> _Task directions_: Search the material below for the string "content" and list each line that holds it.

Stored data

────────────────────────────────────────

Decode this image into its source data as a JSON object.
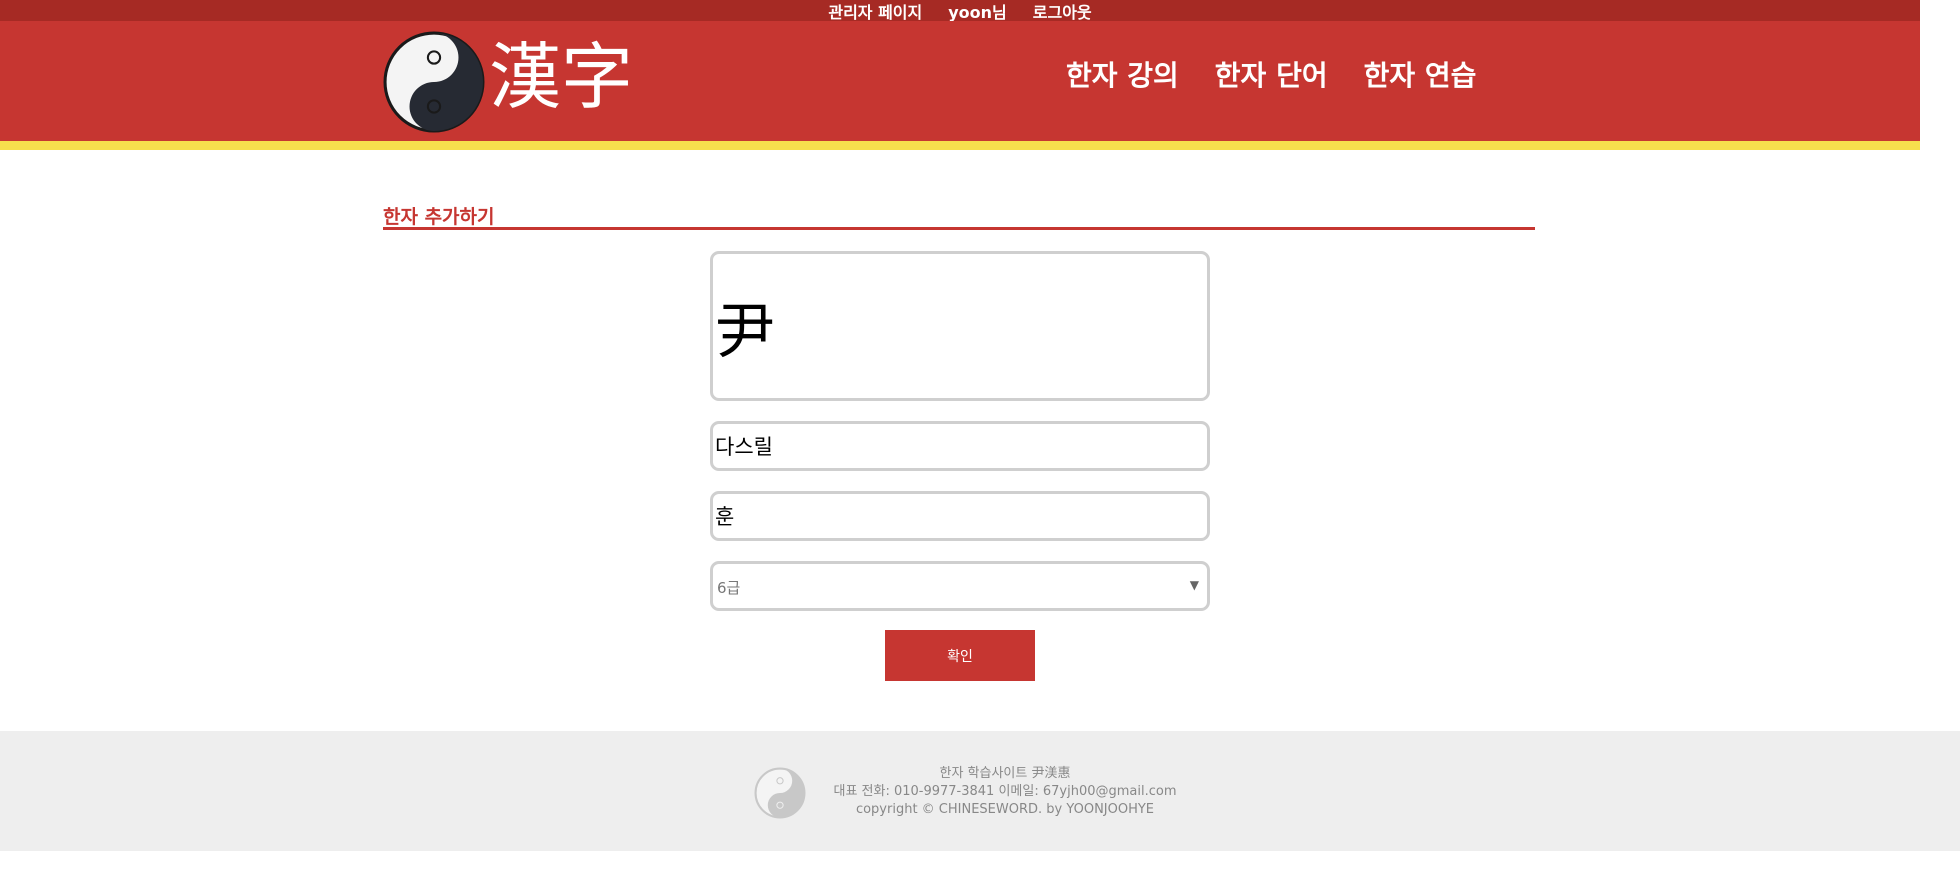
{
  "topbar": {
    "admin_link": "관리자 페이지",
    "user_label": "yoon님",
    "logout_link": "로그아웃"
  },
  "header": {
    "logo_text": "漢字",
    "nav": [
      {
        "label": "한자 강의"
      },
      {
        "label": "한자 단어"
      },
      {
        "label": "한자 연습"
      }
    ]
  },
  "section": {
    "title": "한자 추가하기"
  },
  "form": {
    "hanja_value": "尹",
    "hun_value": "다스릴",
    "eum_value": "훈",
    "level_selected": "6급",
    "submit_label": "확인"
  },
  "footer": {
    "line1": "한자 학습사이트 尹渼惠",
    "line2": "대표 전화: 010-9977-3841 이메일: 67yjh00@gmail.com",
    "line3": "copyright © CHINESEWORD. by YOONJOOHYE"
  },
  "icons": {
    "logo": "yin-yang-icon",
    "footer_logo": "yin-yang-icon",
    "select_arrow": "caret-down-icon"
  },
  "colors": {
    "primary": "#c63631",
    "topbar": "#a62a24",
    "accent": "#f7de4d",
    "footer_bg": "#eeeeee"
  }
}
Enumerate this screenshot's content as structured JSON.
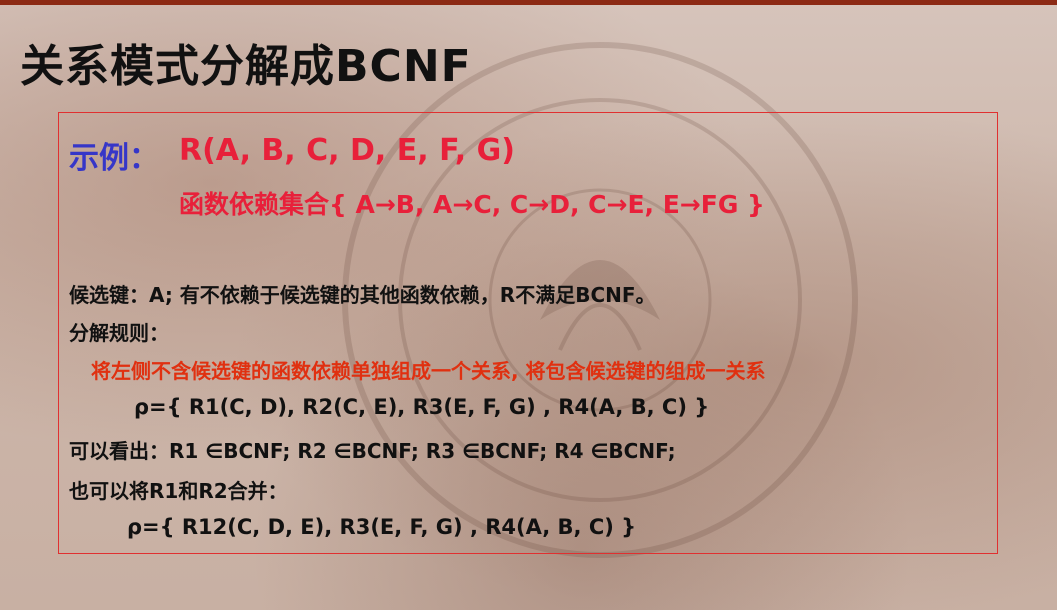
{
  "title": "关系模式分解成BCNF",
  "example": {
    "label": "示例：",
    "relation": "R(A, B, C, D, E, F, G)",
    "fd_set": "函数依赖集合{ A→B, A→C, C→D,  C→E,  E→FG }"
  },
  "candidate_key_line": "候选键：A;   有不依赖于候选键的其他函数依赖，R不满足BCNF。",
  "rule_heading": "分解规则：",
  "rule_text": "将左侧不含候选键的函数依赖单独组成一个关系, 将包含候选键的组成一关系",
  "decomposition_1": "ρ={ R1(C, D),   R2(C, E), R3(E, F, G) , R4(A, B, C) }",
  "observation": "可以看出：R1 ∈BCNF;   R2 ∈BCNF;   R3 ∈BCNF;   R4 ∈BCNF;",
  "merge_line": "也可以将R1和R2合并：",
  "decomposition_2": "ρ={ R12(C, D, E), R3(E, F, G) , R4(A, B, C) }",
  "colors": {
    "accent_red": "#e8203a",
    "label_blue": "#3636c8",
    "rule_red": "#e03010",
    "border_red": "#e03030",
    "top_bar": "#8c2a14"
  }
}
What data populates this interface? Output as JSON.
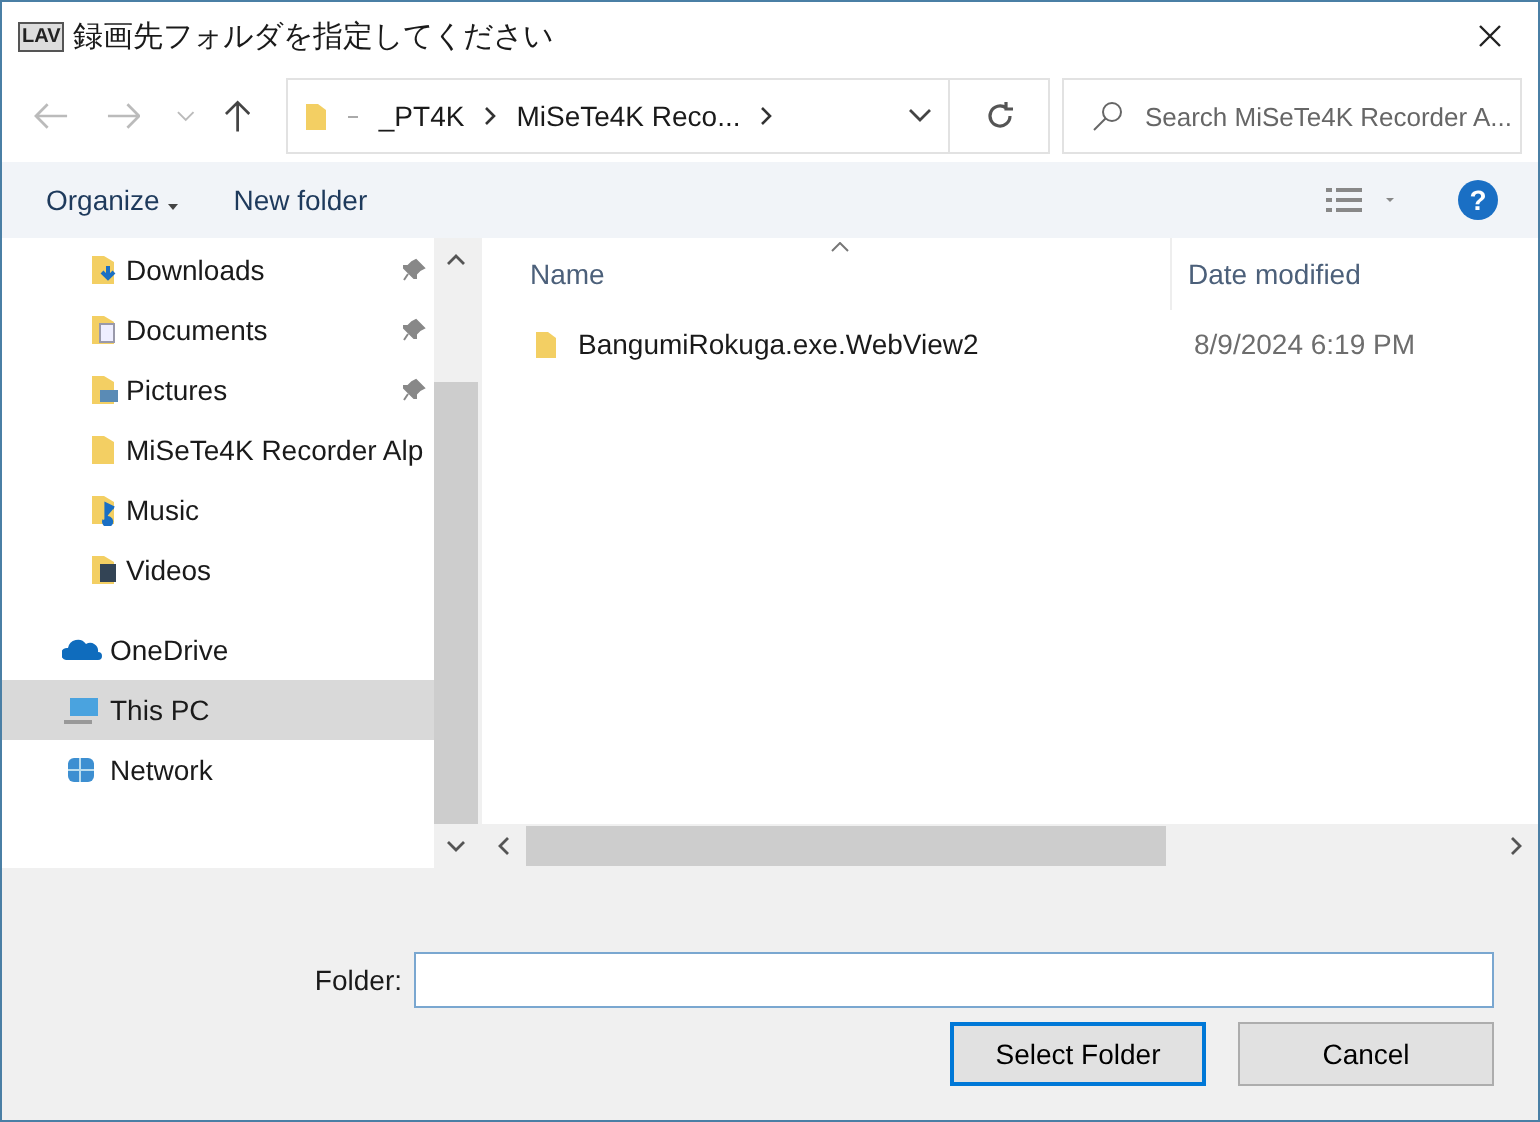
{
  "window": {
    "title": "録画先フォルダを指定してください",
    "app_icon": "LAV"
  },
  "address": {
    "crumbs": [
      "_PT4K",
      "MiSeTe4K Reco..."
    ],
    "search_placeholder": "Search MiSeTe4K Recorder A..."
  },
  "toolbar": {
    "organize": "Organize",
    "new_folder": "New folder",
    "help": "?"
  },
  "nav": {
    "quick_access_children": [
      {
        "label": "Downloads",
        "kind": "downloads",
        "pinned": true,
        "selected": false
      },
      {
        "label": "Documents",
        "kind": "documents",
        "pinned": true,
        "selected": false
      },
      {
        "label": "Pictures",
        "kind": "pictures",
        "pinned": true,
        "selected": false
      },
      {
        "label": "MiSeTe4K Recorder Alp",
        "kind": "folder",
        "pinned": false,
        "selected": false
      },
      {
        "label": "Music",
        "kind": "music",
        "pinned": false,
        "selected": false
      },
      {
        "label": "Videos",
        "kind": "videos",
        "pinned": false,
        "selected": false
      }
    ],
    "roots": [
      {
        "label": "OneDrive",
        "kind": "cloud",
        "selected": false
      },
      {
        "label": "This PC",
        "kind": "pc",
        "selected": true
      },
      {
        "label": "Network",
        "kind": "network",
        "selected": false
      }
    ]
  },
  "table": {
    "columns": [
      "Name",
      "Date modified"
    ],
    "rows": [
      {
        "name": "BangumiRokuga.exe.WebView2",
        "date": "8/9/2024 6:19 PM",
        "selected": false
      }
    ]
  },
  "footer": {
    "folder_label": "Folder:",
    "buttons": [
      "Select Folder",
      "Cancel"
    ]
  }
}
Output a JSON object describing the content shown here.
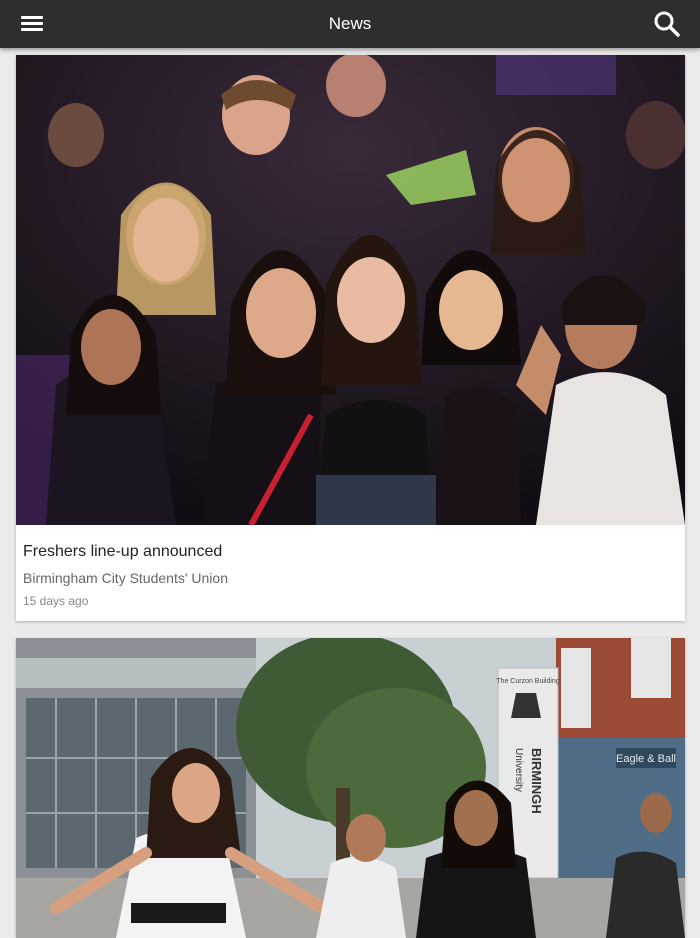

────────────────────────────────────────

> _The reply_:
Enumerate this screenshot's content as structured JSON.
Output a JSON object describing the content shown here.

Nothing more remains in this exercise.